##### Extrait à lire

De l’Amérique aux States

par
Partagez l'article !

Par Sophie Sendra/ Illustration Yves BudinPUTSCH.MEDIA /

Un philosophe ne s’attache pas qu’à la Sagesse, il aime le langage. Il aime le Mot. Lorsque la Rédaction a proposé le thème USA, je me suis interrogée sur la portée de ces initiales. Après avoir écrit sur New York, après avoir fait une thèse de philosophie sur une partie de la littérature américaine, qu’avais-je donc à penser de ce continent ? Pour pouvoir répondre à cette question, je me suis demandée comment on appelait ce dernier il y a encore quelques décennies. En effet, même si ce continent a toujours été synonyme de « rêves », son image avait dû évoluer.

L’Amérique

Quand on se tourne vers le cinéma, on remarque que dans les vieux films en noir et blanc, les personnages parlent de l’Amérique comme d’un endroit refuge, fait de rêves. Ils ne disent pas « USA » ou « States », ils disent l’ « Amérique ». Comme un Fernandel dans le Schpountz. Ce film de Marcel Pagnol de 1938 montre un Irénée Fabre qui veut être vedette parmi les vedettes, et peut-être partir dans le pays de tous les possibles, l’Amérique.

Ce continent là, c’est aussi celui de Walt Whitman, de ses Feuilles d’herbe de 1891, du regretté Dennis Hopper dans Easy Rider de 1969 ou encore celui de Jack Kerouac dans Les Clochards Célestes de 1963. C’est le pays des écrivains, ceux de cette Beat Generation des Burroughs, Ginsberg et les autres. Cette Amérique qui inspirait les peintres de Pollock à Basquiat dans un grand écart de 40 ans, en passant par Fernand Léger et ses Constructeurs de 1950. C’est New York qui remportait les suffrages de ce désir de partir pour la Création.

##########
##### Données brutes

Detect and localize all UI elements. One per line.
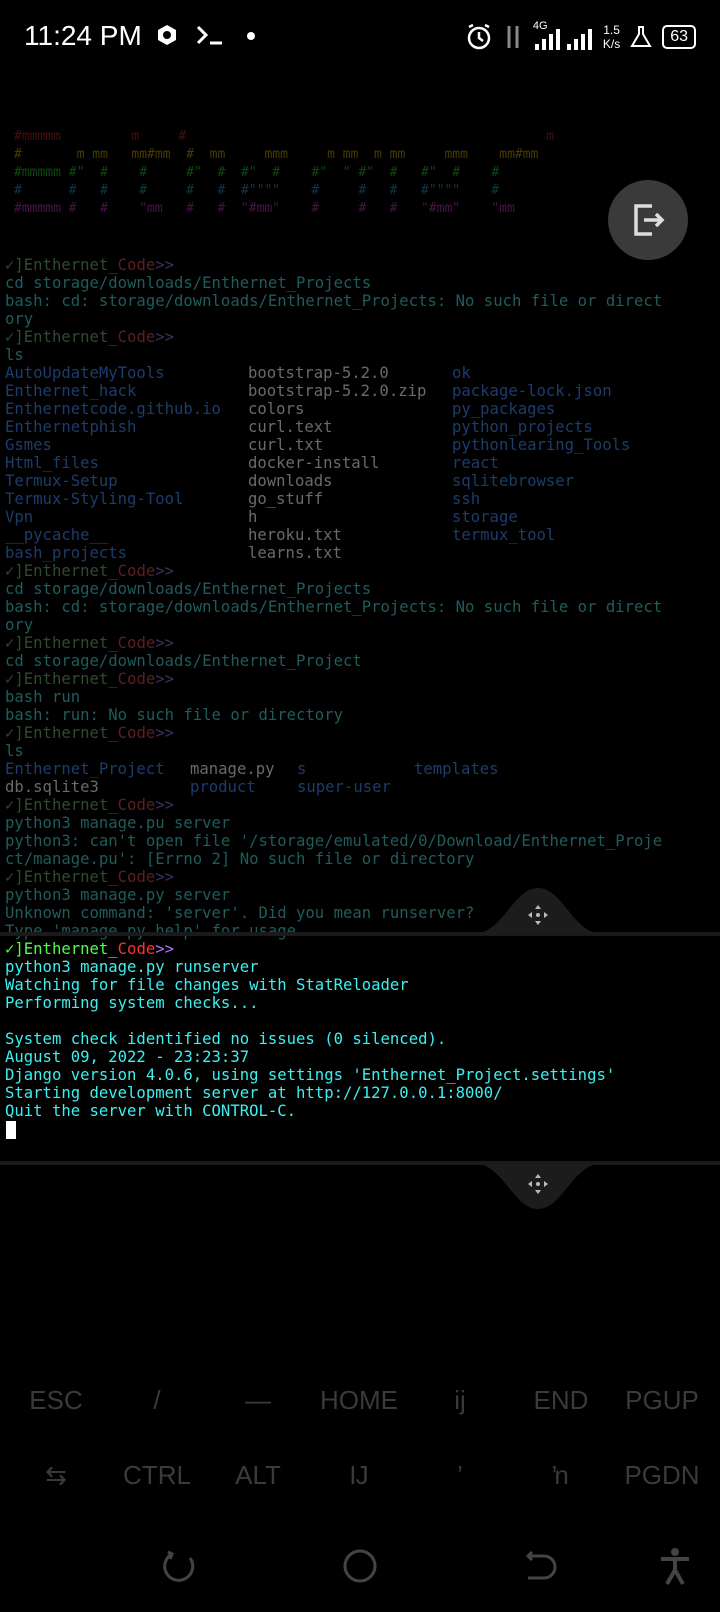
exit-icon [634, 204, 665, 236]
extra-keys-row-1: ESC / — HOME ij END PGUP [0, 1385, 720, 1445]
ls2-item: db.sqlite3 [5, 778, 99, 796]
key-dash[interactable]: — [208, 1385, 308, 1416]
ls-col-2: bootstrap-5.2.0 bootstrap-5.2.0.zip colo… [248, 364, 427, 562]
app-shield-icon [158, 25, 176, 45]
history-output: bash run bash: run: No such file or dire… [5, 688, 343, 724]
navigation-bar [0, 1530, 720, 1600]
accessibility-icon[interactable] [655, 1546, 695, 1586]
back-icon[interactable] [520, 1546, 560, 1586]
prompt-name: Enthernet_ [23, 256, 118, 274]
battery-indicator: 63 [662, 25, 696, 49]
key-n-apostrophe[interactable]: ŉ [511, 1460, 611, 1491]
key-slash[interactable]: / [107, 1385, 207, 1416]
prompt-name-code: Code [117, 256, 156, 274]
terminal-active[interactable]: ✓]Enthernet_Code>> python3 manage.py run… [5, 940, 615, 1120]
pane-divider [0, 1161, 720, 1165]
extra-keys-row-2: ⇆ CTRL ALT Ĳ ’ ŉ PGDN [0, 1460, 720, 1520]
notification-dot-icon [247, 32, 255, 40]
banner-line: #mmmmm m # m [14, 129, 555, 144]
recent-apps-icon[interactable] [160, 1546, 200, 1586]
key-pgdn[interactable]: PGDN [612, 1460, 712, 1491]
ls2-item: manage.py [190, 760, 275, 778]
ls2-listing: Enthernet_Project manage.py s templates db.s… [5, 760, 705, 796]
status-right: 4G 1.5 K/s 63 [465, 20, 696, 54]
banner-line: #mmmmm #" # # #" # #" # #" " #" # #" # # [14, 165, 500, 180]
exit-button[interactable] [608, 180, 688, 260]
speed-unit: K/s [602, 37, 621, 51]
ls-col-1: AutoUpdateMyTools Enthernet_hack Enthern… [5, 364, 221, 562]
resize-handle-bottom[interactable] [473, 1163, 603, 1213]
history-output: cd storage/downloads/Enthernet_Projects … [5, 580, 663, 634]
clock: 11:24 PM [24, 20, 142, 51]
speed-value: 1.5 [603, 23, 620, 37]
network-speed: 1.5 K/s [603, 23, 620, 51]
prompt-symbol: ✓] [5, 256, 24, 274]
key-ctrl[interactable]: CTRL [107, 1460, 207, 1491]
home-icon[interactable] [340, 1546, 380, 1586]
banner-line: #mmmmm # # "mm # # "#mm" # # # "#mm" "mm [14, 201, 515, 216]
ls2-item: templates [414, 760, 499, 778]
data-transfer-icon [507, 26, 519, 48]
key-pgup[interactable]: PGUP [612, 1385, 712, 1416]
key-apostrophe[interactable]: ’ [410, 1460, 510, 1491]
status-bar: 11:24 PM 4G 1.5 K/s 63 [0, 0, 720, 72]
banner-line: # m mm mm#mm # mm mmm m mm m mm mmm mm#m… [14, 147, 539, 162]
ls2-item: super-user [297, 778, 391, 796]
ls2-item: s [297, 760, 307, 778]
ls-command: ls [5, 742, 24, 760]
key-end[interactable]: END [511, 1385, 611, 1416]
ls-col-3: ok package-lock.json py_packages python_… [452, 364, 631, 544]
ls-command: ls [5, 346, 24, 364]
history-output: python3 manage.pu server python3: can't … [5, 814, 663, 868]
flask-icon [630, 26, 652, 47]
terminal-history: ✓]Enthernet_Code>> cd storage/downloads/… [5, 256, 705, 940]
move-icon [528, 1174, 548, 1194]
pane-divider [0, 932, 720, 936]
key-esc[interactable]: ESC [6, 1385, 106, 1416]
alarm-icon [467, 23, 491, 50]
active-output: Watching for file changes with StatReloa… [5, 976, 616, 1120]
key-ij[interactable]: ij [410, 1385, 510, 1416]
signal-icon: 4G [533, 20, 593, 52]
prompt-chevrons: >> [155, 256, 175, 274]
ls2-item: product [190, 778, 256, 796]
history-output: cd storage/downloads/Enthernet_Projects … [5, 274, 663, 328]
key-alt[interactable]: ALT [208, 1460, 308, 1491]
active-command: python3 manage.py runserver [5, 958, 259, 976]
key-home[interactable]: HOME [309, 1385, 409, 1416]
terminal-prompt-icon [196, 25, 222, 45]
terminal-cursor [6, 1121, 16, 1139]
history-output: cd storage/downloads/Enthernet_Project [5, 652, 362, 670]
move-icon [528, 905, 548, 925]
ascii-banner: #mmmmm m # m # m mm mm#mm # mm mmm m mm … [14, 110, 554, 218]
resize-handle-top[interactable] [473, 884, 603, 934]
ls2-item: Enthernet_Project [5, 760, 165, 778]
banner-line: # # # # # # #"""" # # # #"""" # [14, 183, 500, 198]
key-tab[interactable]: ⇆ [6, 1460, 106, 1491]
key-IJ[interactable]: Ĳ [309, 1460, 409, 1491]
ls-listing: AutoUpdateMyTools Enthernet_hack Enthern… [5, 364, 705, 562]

##########

_Consignes de l'exercice_
1) Résumez en deux phrases le texte sur l'Amérique.
2) Extrayez du texte sur l'Amérique le passage qui s'ouvre sur les mots contenant « Par Sophie Sendra/ » et se clôt sur « avait dû évoluer. ».
3) Selon le texte sur l'Amérique, en quelle année est sorti le film de Marcel Pagnol Le Schpountz ?

_Corrigé de l'exercice_
1) Le texte part du thème USA proposé par la rédaction pour se demander comment on appelait ce continent il y a quelques décennies. Il montre que les vieux films parlaient de « l'Amérique » comme d'un refuge fait de rêves, celle des écrivains, des films et des peintres, New York attirant ceux qui voulaient partir pour la Création.

2)
Par Sophie Sendra/ Illustration Yves BudinPUTSCH.MEDIA /

Un philosophe ne s’attache pas qu’à la Sagesse, il aime le langage. Il aime le Mot. Lorsque la Rédaction a proposé le thème USA, je me suis interrogée sur la portée de ces initiales. Après avoir écrit sur New York, après avoir fait une thèse de philosophie sur une partie de la littérature américaine, qu’avais-je donc à penser de ce continent ? Pour pouvoir répondre à cette question, je me suis demandée comment on appelait ce dernier il y a encore quelques décennies. En effet, même si ce continent a toujours été synonyme de « rêves », son image avait dû évoluer.

3) En 1938.